→ **Your objective**:
Pull out every line below that contains the word "futures", and copy each one in full.

___

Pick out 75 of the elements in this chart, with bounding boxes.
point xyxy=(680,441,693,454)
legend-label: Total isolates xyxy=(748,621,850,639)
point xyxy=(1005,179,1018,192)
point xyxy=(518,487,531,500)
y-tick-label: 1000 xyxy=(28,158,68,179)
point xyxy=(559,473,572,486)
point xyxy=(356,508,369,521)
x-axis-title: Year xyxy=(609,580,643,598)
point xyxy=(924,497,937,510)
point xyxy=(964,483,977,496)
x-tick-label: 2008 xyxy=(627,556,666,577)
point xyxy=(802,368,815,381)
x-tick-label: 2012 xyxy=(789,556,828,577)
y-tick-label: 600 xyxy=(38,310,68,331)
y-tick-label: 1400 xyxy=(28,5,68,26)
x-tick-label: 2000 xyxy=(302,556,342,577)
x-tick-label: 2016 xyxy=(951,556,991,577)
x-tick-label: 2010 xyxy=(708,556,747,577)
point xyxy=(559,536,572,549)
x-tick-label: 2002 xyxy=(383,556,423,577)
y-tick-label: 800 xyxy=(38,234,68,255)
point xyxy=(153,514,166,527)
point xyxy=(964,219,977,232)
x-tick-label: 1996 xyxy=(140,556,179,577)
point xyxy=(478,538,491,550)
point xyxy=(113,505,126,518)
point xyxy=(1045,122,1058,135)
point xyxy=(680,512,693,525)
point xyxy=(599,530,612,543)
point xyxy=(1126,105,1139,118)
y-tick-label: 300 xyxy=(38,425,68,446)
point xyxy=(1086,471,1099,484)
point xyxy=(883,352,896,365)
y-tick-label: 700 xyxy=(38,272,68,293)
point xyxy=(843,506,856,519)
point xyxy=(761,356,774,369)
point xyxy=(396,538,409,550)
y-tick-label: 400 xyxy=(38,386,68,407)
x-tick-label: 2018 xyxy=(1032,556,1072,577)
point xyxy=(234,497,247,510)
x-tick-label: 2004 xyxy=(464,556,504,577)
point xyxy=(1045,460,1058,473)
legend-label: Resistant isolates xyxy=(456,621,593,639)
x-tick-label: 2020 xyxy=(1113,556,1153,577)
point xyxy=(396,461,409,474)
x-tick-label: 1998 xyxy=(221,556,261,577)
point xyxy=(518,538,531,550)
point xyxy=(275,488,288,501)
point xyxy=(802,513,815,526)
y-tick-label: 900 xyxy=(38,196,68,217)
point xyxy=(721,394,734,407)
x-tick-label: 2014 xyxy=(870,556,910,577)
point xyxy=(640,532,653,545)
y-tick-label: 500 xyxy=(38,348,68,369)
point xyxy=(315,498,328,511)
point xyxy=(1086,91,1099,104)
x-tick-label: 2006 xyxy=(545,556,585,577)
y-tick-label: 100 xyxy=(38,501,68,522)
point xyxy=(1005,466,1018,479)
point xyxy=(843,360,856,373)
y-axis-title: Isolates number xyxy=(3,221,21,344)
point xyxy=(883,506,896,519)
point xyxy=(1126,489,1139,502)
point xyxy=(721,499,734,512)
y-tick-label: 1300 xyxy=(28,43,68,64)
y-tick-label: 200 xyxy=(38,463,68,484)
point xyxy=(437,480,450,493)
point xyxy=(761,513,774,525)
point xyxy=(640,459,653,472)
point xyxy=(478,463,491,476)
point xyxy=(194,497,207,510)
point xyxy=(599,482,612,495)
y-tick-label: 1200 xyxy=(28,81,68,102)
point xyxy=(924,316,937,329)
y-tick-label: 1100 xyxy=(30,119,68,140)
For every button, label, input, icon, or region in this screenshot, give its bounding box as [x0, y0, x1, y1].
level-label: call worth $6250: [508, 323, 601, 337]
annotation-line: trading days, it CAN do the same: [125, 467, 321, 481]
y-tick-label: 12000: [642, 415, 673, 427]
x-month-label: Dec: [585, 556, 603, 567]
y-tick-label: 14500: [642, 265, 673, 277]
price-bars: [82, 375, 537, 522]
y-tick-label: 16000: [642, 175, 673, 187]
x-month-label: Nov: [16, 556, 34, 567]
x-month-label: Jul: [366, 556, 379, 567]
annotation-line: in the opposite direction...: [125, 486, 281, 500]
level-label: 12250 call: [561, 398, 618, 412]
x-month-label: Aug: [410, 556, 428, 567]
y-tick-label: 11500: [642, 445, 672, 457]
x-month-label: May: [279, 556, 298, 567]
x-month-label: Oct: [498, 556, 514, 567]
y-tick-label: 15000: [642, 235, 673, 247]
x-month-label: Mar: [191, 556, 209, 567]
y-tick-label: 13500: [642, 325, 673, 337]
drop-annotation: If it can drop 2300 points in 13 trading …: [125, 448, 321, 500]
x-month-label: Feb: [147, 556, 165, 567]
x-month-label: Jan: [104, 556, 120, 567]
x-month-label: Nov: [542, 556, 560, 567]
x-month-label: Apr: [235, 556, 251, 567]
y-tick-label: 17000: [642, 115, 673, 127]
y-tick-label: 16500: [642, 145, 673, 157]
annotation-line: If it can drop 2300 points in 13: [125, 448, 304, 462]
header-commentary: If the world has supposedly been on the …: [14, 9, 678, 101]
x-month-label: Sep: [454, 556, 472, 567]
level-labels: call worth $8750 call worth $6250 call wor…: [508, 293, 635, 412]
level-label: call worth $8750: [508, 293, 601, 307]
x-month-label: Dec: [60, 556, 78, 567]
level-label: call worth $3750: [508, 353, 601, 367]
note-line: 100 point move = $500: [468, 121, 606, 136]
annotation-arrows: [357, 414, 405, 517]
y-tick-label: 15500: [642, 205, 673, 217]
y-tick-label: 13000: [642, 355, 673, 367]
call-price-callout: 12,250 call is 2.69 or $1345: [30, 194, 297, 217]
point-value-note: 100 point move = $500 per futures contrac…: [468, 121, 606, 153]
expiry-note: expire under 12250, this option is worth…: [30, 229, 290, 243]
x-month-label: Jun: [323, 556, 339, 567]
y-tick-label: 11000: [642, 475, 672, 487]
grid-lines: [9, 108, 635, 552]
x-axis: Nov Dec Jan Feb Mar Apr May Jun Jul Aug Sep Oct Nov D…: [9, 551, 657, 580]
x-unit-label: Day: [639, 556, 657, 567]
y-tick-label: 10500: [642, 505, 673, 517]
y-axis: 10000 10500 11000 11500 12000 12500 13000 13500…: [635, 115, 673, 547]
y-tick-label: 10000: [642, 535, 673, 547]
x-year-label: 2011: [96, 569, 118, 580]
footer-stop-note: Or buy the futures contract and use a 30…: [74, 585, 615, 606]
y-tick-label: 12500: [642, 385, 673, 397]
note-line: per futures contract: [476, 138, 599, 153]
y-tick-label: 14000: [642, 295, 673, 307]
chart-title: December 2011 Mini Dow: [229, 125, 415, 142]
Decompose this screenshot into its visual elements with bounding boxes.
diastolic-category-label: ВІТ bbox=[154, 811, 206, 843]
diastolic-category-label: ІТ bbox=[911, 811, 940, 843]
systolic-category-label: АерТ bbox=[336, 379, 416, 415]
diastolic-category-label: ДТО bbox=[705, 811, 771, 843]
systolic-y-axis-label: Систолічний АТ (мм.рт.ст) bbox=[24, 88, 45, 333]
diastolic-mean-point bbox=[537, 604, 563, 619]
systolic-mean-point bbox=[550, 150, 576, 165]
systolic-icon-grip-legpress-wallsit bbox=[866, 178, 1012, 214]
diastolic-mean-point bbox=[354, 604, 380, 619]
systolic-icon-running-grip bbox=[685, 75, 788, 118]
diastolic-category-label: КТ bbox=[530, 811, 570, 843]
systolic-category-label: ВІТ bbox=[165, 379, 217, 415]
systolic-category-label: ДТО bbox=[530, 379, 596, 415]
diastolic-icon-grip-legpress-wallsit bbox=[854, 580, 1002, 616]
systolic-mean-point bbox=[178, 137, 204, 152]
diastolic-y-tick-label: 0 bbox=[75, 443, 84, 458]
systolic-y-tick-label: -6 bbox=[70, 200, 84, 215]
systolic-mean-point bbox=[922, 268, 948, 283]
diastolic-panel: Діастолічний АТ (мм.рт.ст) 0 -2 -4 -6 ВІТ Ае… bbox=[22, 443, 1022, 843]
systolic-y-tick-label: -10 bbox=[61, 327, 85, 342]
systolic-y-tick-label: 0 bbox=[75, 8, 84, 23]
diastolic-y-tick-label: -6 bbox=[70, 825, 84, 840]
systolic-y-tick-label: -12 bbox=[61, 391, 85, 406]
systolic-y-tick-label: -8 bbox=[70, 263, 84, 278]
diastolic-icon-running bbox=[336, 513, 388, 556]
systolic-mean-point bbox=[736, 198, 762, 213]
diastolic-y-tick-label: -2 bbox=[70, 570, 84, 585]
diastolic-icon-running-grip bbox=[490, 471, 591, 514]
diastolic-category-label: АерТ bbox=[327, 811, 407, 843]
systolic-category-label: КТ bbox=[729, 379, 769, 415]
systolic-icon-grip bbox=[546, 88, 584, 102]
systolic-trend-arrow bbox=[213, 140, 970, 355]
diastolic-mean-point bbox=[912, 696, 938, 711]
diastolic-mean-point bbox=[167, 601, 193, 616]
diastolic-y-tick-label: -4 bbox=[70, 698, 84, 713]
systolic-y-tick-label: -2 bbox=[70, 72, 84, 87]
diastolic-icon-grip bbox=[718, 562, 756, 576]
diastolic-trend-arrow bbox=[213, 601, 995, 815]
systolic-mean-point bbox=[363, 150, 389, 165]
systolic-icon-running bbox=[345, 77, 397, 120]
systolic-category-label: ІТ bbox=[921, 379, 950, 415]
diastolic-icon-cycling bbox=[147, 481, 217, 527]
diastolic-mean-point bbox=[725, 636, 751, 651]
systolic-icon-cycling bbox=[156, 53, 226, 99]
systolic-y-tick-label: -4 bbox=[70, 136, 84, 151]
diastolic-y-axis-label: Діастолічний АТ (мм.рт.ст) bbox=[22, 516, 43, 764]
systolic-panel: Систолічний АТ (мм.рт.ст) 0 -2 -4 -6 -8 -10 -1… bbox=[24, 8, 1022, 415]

___

→ **The answer**:
point-value-note: 100 point move = $500 per futures contrac…: [468, 121, 606, 153]
footer-stop-note: Or buy the futures contract and use a 30…: [74, 585, 615, 606]
note-line: per futures contract: [476, 138, 599, 153]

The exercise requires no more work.